--- Start The data ---

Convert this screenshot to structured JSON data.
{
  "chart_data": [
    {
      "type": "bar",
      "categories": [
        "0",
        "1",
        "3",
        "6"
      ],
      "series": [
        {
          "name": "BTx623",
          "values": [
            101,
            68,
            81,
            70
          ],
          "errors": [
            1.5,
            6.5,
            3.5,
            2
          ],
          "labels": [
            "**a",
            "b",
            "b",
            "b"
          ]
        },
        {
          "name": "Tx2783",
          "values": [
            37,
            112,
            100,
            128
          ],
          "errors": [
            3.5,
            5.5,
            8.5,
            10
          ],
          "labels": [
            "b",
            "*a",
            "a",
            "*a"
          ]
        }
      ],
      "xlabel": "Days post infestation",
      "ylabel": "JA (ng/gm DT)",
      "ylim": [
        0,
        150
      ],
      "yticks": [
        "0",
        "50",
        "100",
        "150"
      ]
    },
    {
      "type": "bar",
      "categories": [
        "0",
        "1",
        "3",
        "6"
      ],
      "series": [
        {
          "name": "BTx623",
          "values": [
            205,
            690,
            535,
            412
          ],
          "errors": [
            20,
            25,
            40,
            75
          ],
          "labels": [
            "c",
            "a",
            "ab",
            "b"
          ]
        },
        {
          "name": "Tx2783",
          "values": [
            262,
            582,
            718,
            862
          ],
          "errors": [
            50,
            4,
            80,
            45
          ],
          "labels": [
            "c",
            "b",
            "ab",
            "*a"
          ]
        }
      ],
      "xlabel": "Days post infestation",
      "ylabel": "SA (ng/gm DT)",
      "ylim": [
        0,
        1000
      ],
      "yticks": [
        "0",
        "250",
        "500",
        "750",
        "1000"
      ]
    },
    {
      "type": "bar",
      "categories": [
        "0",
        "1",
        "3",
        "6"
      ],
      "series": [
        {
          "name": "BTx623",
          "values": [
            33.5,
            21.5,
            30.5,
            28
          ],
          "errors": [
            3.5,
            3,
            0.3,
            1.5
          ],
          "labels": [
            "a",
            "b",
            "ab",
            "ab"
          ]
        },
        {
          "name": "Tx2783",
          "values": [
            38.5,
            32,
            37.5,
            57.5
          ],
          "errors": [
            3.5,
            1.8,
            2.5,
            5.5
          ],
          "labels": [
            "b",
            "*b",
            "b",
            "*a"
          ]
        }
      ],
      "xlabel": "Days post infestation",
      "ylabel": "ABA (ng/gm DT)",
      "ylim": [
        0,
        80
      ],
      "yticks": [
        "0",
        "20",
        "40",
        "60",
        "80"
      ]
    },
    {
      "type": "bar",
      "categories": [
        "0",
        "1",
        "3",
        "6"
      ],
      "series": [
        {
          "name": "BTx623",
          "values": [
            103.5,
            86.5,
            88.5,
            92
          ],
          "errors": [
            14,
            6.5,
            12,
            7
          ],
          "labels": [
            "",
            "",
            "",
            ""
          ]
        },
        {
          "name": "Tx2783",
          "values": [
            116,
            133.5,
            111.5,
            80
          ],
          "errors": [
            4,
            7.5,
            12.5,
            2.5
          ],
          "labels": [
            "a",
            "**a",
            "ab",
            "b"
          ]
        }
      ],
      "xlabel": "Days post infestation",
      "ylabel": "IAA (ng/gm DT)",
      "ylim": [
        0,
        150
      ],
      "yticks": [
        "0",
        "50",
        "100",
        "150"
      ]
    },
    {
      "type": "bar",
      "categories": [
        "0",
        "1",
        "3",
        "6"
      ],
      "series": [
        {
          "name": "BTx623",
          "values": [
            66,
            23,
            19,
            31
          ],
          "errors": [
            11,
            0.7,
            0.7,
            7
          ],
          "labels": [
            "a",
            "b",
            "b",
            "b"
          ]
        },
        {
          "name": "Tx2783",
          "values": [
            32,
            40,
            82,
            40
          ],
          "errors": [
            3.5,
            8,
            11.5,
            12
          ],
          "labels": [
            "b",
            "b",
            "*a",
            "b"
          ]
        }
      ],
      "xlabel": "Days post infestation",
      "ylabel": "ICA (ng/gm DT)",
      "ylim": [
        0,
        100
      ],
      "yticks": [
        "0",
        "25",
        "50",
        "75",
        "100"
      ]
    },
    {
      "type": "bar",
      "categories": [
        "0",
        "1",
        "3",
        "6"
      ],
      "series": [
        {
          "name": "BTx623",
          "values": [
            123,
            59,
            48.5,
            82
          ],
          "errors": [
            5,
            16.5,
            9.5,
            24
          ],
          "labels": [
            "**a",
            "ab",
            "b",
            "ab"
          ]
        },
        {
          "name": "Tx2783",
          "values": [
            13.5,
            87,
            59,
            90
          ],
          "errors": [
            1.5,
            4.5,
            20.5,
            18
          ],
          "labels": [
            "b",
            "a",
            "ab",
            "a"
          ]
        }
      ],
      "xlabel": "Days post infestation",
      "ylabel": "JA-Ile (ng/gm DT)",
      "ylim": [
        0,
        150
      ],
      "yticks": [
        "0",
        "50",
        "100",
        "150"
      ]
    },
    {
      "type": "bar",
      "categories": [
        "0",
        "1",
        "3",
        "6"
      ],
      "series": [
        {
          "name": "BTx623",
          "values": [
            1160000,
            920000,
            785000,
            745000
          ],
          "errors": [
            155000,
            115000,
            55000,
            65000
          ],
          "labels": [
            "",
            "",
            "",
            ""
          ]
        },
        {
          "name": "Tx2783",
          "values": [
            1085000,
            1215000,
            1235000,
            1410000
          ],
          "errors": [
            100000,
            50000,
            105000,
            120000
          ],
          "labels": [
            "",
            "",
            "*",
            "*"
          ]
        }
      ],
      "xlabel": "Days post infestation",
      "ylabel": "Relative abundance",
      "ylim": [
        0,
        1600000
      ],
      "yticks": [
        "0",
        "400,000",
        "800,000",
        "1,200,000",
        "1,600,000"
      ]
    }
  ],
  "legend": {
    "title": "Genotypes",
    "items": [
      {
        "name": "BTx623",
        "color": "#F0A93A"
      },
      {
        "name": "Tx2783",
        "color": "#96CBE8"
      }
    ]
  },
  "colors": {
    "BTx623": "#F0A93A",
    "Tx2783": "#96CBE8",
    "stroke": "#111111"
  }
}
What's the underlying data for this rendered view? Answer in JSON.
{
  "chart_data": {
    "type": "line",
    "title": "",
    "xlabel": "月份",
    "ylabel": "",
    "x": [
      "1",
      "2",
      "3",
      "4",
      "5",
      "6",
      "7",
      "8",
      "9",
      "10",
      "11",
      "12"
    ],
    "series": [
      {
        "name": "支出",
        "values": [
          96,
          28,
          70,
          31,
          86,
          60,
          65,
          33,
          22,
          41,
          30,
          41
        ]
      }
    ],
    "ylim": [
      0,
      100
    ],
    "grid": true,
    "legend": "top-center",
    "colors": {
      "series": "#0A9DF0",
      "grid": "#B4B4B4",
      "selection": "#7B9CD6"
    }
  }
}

--- End The data ---

* Set task: Reproduce each line of the material above precisely.

* Exercise output:
Convert this screenshot to structured JSON data.
{
  "chart_data": [
    {
      "type": "bar",
      "categories": [
        "0",
        "1",
        "3",
        "6"
      ],
      "series": [
        {
          "name": "BTx623",
          "values": [
            101,
            68,
            81,
            70
          ],
          "errors": [
            1.5,
            6.5,
            3.5,
            2
          ],
          "labels": [
            "**a",
            "b",
            "b",
            "b"
          ]
        },
        {
          "name": "Tx2783",
          "values": [
            37,
            112,
            100,
            128
          ],
          "errors": [
            3.5,
            5.5,
            8.5,
            10
          ],
          "labels": [
            "b",
            "*a",
            "a",
            "*a"
          ]
        }
      ],
      "xlabel": "Days post infestation",
      "ylabel": "JA (ng/gm DT)",
      "ylim": [
        0,
        150
      ],
      "yticks": [
        "0",
        "50",
        "100",
        "150"
      ]
    },
    {
      "type": "bar",
      "categories": [
        "0",
        "1",
        "3",
        "6"
      ],
      "series": [
        {
          "name": "BTx623",
          "values": [
            205,
            690,
            535,
            412
          ],
          "errors": [
            20,
            25,
            40,
            75
          ],
          "labels": [
            "c",
            "a",
            "ab",
            "b"
          ]
        },
        {
          "name": "Tx2783",
          "values": [
            262,
            582,
            718,
            862
          ],
          "errors": [
            50,
            4,
            80,
            45
          ],
          "labels": [
            "c",
            "b",
            "ab",
            "*a"
          ]
        }
      ],
      "xlabel": "Days post infestation",
      "ylabel": "SA (ng/gm DT)",
      "ylim": [
        0,
        1000
      ],
      "yticks": [
        "0",
        "250",
        "500",
        "750",
        "1000"
      ]
    },
    {
      "type": "bar",
      "categories": [
        "0",
        "1",
        "3",
        "6"
      ],
      "series": [
        {
          "name": "BTx623",
          "values": [
            33.5,
            21.5,
            30.5,
            28
          ],
          "errors": [
            3.5,
            3,
            0.3,
            1.5
          ],
          "labels": [
            "a",
            "b",
            "ab",
            "ab"
          ]
        },
        {
          "name": "Tx2783",
          "values": [
            38.5,
            32,
            37.5,
            57.5
          ],
          "errors": [
            3.5,
            1.8,
            2.5,
            5.5
          ],
          "labels": [
            "b",
            "*b",
            "b",
            "*a"
          ]
        }
      ],
      "xlabel": "Days post infestation",
      "ylabel": "ABA (ng/gm DT)",
      "ylim": [
        0,
        80
      ],
      "yticks": [
        "0",
        "20",
        "40",
        "60",
        "80"
      ]
    },
    {
      "type": "bar",
      "categories": [
        "0",
        "1",
        "3",
        "6"
      ],
      "series": [
        {
          "name": "BTx623",
          "values": [
            103.5,
            86.5,
            88.5,
            92
          ],
          "errors": [
            14,
            6.5,
            12,
            7
          ],
          "labels": [
            "",
            "",
            "",
            ""
          ]
        },
        {
          "name": "Tx2783",
          "values": [
            116,
            133.5,
            111.5,
            80
          ],
          "errors": [
            4,
            7.5,
            12.5,
            2.5
          ],
          "labels": [
            "a",
            "**a",
            "ab",
            "b"
          ]
        }
      ],
      "xlabel": "Days post infestation",
      "ylabel": "IAA (ng/gm DT)",
      "ylim": [
        0,
        150
      ],
      "yticks": [
        "0",
        "50",
        "100",
        "150"
      ]
    },
    {
      "type": "bar",
      "categories": [
        "0",
        "1",
        "3",
        "6"
      ],
      "series": [
        {
          "name": "BTx623",
          "values": [
            66,
            23,
            19,
            31
          ],
          "errors": [
            11,
            0.7,
            0.7,
            7
          ],
          "labels": [
            "a",
            "b",
            "b",
            "b"
          ]
        },
        {
          "name": "Tx2783",
          "values": [
            32,
            40,
            82,
            40
          ],
          "errors": [
            3.5,
            8,
            11.5,
            12
          ],
          "labels": [
            "b",
            "b",
            "*a",
            "b"
          ]
        }
      ],
      "xlabel": "Days post infestation",
      "ylabel": "ICA (ng/gm DT)",
      "ylim": [
        0,
        100
      ],
      "yticks": [
        "0",
        "25",
        "50",
        "75",
        "100"
      ]
    },
    {
      "type": "bar",
      "categories": [
        "0",
        "1",
        "3",
        "6"
      ],
      "series": [
        {
          "name": "BTx623",
          "values": [
            123,
            59,
            48.5,
            82
          ],
          "errors": [
            5,
            16.5,
            9.5,
            24
          ],
          "labels": [
            "**a",
            "ab",
            "b",
            "ab"
          ]
        },
        {
          "name": "Tx2783",
          "values": [
            13.5,
            87,
            59,
            90
          ],
          "errors": [
            1.5,
            4.5,
            20.5,
            18
          ],
          "labels": [
            "b",
            "a",
            "ab",
            "a"
          ]
        }
      ],
      "xlabel": "Days post infestation",
      "ylabel": "JA-Ile (ng/gm DT)",
      "ylim": [
        0,
        150
      ],
      "yticks": [
        "0",
        "50",
        "100",
        "150"
      ]
    },
    {
      "type": "bar",
      "categories": [
        "0",
        "1",
        "3",
        "6"
      ],
      "series": [
        {
          "name": "BTx623",
          "values": [
            1160000,
            920000,
            785000,
            745000
          ],
          "errors": [
            155000,
            115000,
            55000,
            65000
          ],
          "labels": [
            "",
            "",
            "",
            ""
          ]
        },
        {
          "name": "Tx2783",
          "values": [
            1085000,
            1215000,
            1235000,
            1410000
          ],
          "errors": [
            100000,
            50000,
            105000,
            120000
          ],
          "labels": [
            "",
            "",
            "*",
            "*"
          ]
        }
      ],
      "xlabel": "Days post infestation",
      "ylabel": "Relative abundance",
      "ylim": [
        0,
        1600000
      ],
      "yticks": [
        "0",
        "400,000",
        "800,000",
        "1,200,000",
        "1,600,000"
      ]
    }
  ],
  "legend": {
    "title": "Genotypes",
    "items": [
      {
        "name": "BTx623",
        "color": "#F0A93A"
      },
      {
        "name": "Tx2783",
        "color": "#96CBE8"
      }
    ]
  },
  "colors": {
    "BTx623": "#F0A93A",
    "Tx2783": "#96CBE8",
    "stroke": "#111111"
  }
}
What's the underlying data for this rendered view? Answer in JSON.
{
  "chart_data": {
    "type": "line",
    "title": "",
    "xlabel": "月份",
    "ylabel": "",
    "x": [
      "1",
      "2",
      "3",
      "4",
      "5",
      "6",
      "7",
      "8",
      "9",
      "10",
      "11",
      "12"
    ],
    "series": [
      {
        "name": "支出",
        "values": [
          96,
          28,
          70,
          31,
          86,
          60,
          65,
          33,
          22,
          41,
          30,
          41
        ]
      }
    ],
    "ylim": [
      0,
      100
    ],
    "grid": true,
    "legend": "top-center",
    "colors": {
      "series": "#0A9DF0",
      "grid": "#B4B4B4",
      "selection": "#7B9CD6"
    }
  }
}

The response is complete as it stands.